Exactly reproduce all the records, keeping pictures out of the copy.

STORED RECORDS:

§ §

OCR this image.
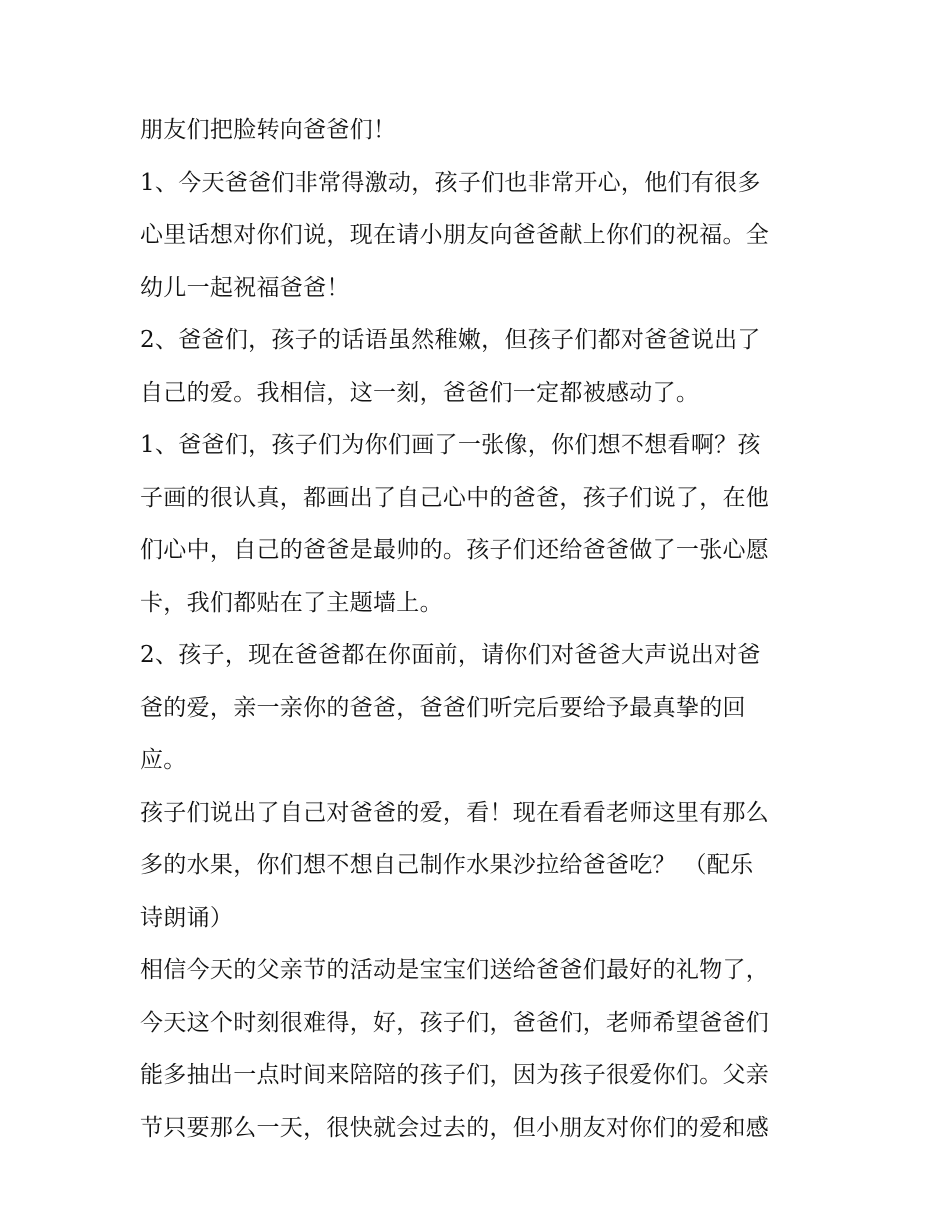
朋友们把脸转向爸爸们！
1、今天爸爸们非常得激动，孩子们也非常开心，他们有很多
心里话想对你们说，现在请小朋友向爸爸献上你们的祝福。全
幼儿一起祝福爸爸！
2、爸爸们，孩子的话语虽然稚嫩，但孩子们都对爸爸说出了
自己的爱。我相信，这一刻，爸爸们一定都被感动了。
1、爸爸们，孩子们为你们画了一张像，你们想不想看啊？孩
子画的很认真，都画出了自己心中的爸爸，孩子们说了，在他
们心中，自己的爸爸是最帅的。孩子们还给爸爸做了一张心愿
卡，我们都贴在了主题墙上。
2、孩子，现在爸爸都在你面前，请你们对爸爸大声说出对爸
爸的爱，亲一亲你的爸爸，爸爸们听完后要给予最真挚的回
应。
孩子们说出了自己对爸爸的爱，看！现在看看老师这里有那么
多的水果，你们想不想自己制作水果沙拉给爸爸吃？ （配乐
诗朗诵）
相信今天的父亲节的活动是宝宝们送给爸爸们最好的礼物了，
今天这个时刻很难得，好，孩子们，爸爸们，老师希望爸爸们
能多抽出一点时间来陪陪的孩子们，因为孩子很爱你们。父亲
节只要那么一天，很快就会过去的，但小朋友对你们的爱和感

§ §

RESPONSE FOR THIS EXERCISE:
OCR this image.
朋友们把脸转向爸爸们！
1、今天爸爸们非常得激动，孩子们也非常开心，他们有很多
心里话想对你们说，现在请小朋友向爸爸献上你们的祝福。全
幼儿一起祝福爸爸！
2、爸爸们，孩子的话语虽然稚嫩，但孩子们都对爸爸说出了
自己的爱。我相信，这一刻，爸爸们一定都被感动了。
1、爸爸们，孩子们为你们画了一张像，你们想不想看啊？孩
子画的很认真，都画出了自己心中的爸爸，孩子们说了，在他
们心中，自己的爸爸是最帅的。孩子们还给爸爸做了一张心愿
卡，我们都贴在了主题墙上。
2、孩子，现在爸爸都在你面前，请你们对爸爸大声说出对爸
爸的爱，亲一亲你的爸爸，爸爸们听完后要给予最真挚的回
应。
孩子们说出了自己对爸爸的爱，看！现在看看老师这里有那么
多的水果，你们想不想自己制作水果沙拉给爸爸吃？ （配乐
诗朗诵）
相信今天的父亲节的活动是宝宝们送给爸爸们最好的礼物了，
今天这个时刻很难得，好，孩子们，爸爸们，老师希望爸爸们
能多抽出一点时间来陪陪的孩子们，因为孩子很爱你们。父亲
节只要那么一天，很快就会过去的，但小朋友对你们的爱和感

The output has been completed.